THE TASK
Copy out every one of the items below, word for word and line for line, with nothing changed.

Layout items
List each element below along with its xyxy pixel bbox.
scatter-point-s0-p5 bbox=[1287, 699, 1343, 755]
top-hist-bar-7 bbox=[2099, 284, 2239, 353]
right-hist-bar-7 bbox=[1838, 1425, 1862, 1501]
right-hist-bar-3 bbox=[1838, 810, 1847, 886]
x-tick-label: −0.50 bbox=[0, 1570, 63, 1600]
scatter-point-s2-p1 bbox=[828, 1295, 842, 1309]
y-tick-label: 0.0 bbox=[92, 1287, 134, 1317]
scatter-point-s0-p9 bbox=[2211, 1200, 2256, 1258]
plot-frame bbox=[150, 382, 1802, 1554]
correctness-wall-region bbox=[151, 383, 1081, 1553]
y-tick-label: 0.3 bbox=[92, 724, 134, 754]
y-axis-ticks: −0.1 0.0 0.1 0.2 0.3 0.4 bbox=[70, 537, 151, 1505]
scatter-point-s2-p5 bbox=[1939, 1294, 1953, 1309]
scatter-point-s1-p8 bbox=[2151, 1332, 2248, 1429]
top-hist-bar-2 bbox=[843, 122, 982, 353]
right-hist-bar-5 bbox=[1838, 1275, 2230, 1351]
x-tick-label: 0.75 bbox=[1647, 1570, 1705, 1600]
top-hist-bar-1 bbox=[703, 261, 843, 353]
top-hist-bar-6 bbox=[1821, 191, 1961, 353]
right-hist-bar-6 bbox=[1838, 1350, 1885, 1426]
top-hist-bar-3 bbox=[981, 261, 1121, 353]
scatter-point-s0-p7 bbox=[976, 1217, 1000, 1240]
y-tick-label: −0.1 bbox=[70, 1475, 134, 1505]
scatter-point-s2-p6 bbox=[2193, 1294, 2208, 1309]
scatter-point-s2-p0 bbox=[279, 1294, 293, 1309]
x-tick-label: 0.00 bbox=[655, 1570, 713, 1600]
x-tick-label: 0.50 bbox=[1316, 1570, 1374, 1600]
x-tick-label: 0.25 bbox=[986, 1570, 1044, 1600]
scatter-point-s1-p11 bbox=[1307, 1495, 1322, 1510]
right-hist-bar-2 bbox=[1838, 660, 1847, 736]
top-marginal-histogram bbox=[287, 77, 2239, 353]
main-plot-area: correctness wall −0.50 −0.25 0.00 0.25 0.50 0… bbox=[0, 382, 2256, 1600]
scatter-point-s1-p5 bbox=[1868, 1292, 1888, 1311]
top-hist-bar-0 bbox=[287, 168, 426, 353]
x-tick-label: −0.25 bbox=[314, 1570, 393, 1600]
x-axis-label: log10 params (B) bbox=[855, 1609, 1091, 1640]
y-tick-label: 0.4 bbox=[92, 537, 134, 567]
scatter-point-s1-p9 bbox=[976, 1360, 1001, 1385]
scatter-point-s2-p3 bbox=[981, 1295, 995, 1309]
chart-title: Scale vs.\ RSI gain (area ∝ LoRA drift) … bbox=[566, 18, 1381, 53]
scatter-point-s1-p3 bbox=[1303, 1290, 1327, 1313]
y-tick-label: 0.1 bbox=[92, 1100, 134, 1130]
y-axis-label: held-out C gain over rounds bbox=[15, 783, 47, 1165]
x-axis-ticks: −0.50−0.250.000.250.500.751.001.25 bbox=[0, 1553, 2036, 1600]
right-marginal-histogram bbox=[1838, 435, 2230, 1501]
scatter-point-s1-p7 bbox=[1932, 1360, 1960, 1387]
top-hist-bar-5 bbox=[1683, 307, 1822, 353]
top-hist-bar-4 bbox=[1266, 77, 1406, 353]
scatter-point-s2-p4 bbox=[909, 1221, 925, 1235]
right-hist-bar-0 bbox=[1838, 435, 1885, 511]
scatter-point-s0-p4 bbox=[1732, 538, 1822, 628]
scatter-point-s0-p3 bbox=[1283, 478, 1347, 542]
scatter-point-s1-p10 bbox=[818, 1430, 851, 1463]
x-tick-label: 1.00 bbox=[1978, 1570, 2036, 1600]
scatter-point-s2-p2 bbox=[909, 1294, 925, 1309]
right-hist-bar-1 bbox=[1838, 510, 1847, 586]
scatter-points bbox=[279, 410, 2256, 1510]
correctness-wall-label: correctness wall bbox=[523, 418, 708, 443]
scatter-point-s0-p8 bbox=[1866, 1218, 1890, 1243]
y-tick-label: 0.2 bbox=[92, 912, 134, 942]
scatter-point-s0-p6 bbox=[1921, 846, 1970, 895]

RIGHT ANSWER
List each element below along with its xyxy pixel bbox.
scatter-point-s0-p5 bbox=[1287, 699, 1343, 755]
top-hist-bar-7 bbox=[2099, 284, 2239, 353]
right-hist-bar-7 bbox=[1838, 1425, 1862, 1501]
right-hist-bar-3 bbox=[1838, 810, 1847, 886]
x-tick-label: −0.50 bbox=[0, 1570, 63, 1600]
scatter-point-s2-p1 bbox=[828, 1295, 842, 1309]
y-tick-label: 0.0 bbox=[92, 1287, 134, 1317]
scatter-point-s0-p9 bbox=[2211, 1200, 2256, 1258]
plot-frame bbox=[150, 382, 1802, 1554]
correctness-wall-region bbox=[151, 383, 1081, 1553]
y-tick-label: 0.3 bbox=[92, 724, 134, 754]
y-axis-ticks: −0.1 0.0 0.1 0.2 0.3 0.4 bbox=[70, 537, 151, 1505]
scatter-point-s2-p5 bbox=[1939, 1294, 1953, 1309]
scatter-point-s1-p8 bbox=[2151, 1332, 2248, 1429]
top-hist-bar-2 bbox=[843, 122, 982, 353]
right-hist-bar-5 bbox=[1838, 1275, 2230, 1351]
x-tick-label: 0.75 bbox=[1647, 1570, 1705, 1600]
top-hist-bar-1 bbox=[703, 261, 843, 353]
top-hist-bar-6 bbox=[1821, 191, 1961, 353]
right-hist-bar-6 bbox=[1838, 1350, 1885, 1426]
top-hist-bar-3 bbox=[981, 261, 1121, 353]
scatter-point-s0-p7 bbox=[976, 1217, 1000, 1240]
y-tick-label: −0.1 bbox=[70, 1475, 134, 1505]
scatter-point-s2-p6 bbox=[2193, 1294, 2208, 1309]
scatter-point-s2-p0 bbox=[279, 1294, 293, 1309]
x-tick-label: 0.00 bbox=[655, 1570, 713, 1600]
x-tick-label: 0.50 bbox=[1316, 1570, 1374, 1600]
x-tick-label: 0.25 bbox=[986, 1570, 1044, 1600]
scatter-point-s1-p11 bbox=[1307, 1495, 1322, 1510]
right-hist-bar-2 bbox=[1838, 660, 1847, 736]
top-marginal-histogram bbox=[287, 77, 2239, 353]
main-plot-area: correctness wall −0.50 −0.25 0.00 0.25 0.50 0… bbox=[0, 382, 2256, 1600]
scatter-point-s1-p5 bbox=[1868, 1292, 1888, 1311]
top-hist-bar-0 bbox=[287, 168, 426, 353]
x-tick-label: −0.25 bbox=[314, 1570, 393, 1600]
x-axis-label: log10 params (B) bbox=[855, 1609, 1091, 1640]
y-tick-label: 0.4 bbox=[92, 537, 134, 567]
scatter-point-s1-p9 bbox=[976, 1360, 1001, 1385]
scatter-point-s2-p3 bbox=[981, 1295, 995, 1309]
chart-title: Scale vs.\ RSI gain (area ∝ LoRA drift) … bbox=[566, 18, 1381, 53]
scatter-point-s1-p3 bbox=[1303, 1290, 1327, 1313]
y-tick-label: 0.1 bbox=[92, 1100, 134, 1130]
y-axis-label: held-out C gain over rounds bbox=[15, 783, 47, 1165]
x-axis-ticks: −0.50−0.250.000.250.500.751.001.25 bbox=[0, 1553, 2036, 1600]
right-marginal-histogram bbox=[1838, 435, 2230, 1501]
scatter-point-s1-p7 bbox=[1932, 1360, 1960, 1387]
top-hist-bar-5 bbox=[1683, 307, 1822, 353]
top-hist-bar-4 bbox=[1266, 77, 1406, 353]
scatter-point-s2-p4 bbox=[909, 1221, 925, 1235]
right-hist-bar-0 bbox=[1838, 435, 1885, 511]
scatter-point-s0-p4 bbox=[1732, 538, 1822, 628]
scatter-point-s0-p3 bbox=[1283, 478, 1347, 542]
scatter-point-s1-p10 bbox=[818, 1430, 851, 1463]
x-tick-label: 1.00 bbox=[1978, 1570, 2036, 1600]
scatter-point-s2-p2 bbox=[909, 1294, 925, 1309]
right-hist-bar-1 bbox=[1838, 510, 1847, 586]
scatter-points bbox=[279, 410, 2256, 1510]
correctness-wall-label: correctness wall bbox=[523, 418, 708, 443]
scatter-point-s0-p8 bbox=[1866, 1218, 1890, 1243]
y-tick-label: 0.2 bbox=[92, 912, 134, 942]
scatter-point-s0-p6 bbox=[1921, 846, 1970, 895]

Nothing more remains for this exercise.